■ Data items
────────────────
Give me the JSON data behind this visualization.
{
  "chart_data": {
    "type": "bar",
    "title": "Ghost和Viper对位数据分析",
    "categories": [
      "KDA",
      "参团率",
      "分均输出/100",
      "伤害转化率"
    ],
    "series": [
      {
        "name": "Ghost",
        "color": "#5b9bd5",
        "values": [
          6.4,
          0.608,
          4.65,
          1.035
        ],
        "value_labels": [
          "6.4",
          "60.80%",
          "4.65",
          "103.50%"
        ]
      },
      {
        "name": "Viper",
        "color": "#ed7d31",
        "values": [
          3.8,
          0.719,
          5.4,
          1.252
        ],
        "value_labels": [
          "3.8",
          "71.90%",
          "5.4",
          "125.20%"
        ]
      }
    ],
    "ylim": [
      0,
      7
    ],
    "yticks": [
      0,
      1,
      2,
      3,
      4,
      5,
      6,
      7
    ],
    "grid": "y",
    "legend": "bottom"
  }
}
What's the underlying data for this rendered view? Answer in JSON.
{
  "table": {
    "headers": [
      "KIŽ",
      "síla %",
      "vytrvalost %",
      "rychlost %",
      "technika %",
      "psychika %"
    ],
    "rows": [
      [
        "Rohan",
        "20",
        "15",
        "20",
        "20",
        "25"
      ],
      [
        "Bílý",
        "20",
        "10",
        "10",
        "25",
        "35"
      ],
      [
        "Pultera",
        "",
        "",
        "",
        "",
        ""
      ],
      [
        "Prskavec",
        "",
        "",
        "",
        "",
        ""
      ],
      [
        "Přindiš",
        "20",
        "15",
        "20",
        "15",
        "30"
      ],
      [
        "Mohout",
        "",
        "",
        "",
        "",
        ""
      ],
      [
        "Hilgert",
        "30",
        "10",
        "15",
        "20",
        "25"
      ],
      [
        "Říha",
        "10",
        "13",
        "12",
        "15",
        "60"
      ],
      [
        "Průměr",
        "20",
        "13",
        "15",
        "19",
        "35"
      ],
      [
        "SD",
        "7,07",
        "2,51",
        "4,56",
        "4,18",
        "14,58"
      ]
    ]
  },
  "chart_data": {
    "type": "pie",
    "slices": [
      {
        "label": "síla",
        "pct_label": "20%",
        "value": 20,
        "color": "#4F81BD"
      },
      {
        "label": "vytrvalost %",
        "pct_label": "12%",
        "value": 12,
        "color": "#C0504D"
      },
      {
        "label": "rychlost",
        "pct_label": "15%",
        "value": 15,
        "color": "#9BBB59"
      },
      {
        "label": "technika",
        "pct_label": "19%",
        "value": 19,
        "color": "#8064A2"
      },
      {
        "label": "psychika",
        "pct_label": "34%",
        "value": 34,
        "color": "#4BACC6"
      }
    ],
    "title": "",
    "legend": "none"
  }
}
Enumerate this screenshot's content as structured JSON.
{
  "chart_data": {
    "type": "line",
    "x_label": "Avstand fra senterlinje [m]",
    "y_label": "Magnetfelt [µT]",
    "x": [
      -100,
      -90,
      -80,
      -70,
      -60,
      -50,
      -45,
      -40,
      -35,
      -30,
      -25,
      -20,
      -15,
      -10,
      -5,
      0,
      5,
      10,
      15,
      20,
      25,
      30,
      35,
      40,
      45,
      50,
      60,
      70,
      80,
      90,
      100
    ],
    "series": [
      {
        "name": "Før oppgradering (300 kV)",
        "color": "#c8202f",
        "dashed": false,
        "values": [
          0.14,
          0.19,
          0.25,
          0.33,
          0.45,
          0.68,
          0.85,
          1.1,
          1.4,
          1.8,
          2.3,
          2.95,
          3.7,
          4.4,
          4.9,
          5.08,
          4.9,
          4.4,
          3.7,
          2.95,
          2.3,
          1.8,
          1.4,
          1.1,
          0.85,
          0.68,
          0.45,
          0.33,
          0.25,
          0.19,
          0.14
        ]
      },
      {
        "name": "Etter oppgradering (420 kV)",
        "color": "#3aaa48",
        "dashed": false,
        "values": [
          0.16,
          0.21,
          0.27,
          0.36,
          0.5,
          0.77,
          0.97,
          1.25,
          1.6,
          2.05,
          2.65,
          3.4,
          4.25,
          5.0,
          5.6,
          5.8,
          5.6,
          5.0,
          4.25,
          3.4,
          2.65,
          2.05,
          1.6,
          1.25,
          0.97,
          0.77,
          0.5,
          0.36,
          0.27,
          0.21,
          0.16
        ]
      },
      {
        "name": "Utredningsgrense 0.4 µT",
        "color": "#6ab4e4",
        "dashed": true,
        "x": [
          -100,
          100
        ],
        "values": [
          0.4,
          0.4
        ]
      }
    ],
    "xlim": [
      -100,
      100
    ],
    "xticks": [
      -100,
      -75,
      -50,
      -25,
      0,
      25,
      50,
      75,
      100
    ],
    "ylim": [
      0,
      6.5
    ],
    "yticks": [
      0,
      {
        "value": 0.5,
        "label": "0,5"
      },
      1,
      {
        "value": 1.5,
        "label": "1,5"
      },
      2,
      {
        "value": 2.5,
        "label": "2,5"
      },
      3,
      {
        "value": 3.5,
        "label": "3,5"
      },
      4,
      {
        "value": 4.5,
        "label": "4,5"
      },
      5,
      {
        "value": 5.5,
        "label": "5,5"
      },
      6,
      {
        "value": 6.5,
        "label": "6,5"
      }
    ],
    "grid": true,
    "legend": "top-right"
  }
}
────────────────
■ Given instruction
Look through the entries above; copy each line where the string "color" appears.

■ Written answer
        "color": "#5b9bd5",
        "color": "#ed7d31",
        "color": "#4F81BD"
        "color": "#C0504D"
        "color": "#9BBB59"
        "color": "#8064A2"
        "color": "#4BACC6"
        "color": "#c8202f",
        "color": "#3aaa48",
        "color": "#6ab4e4",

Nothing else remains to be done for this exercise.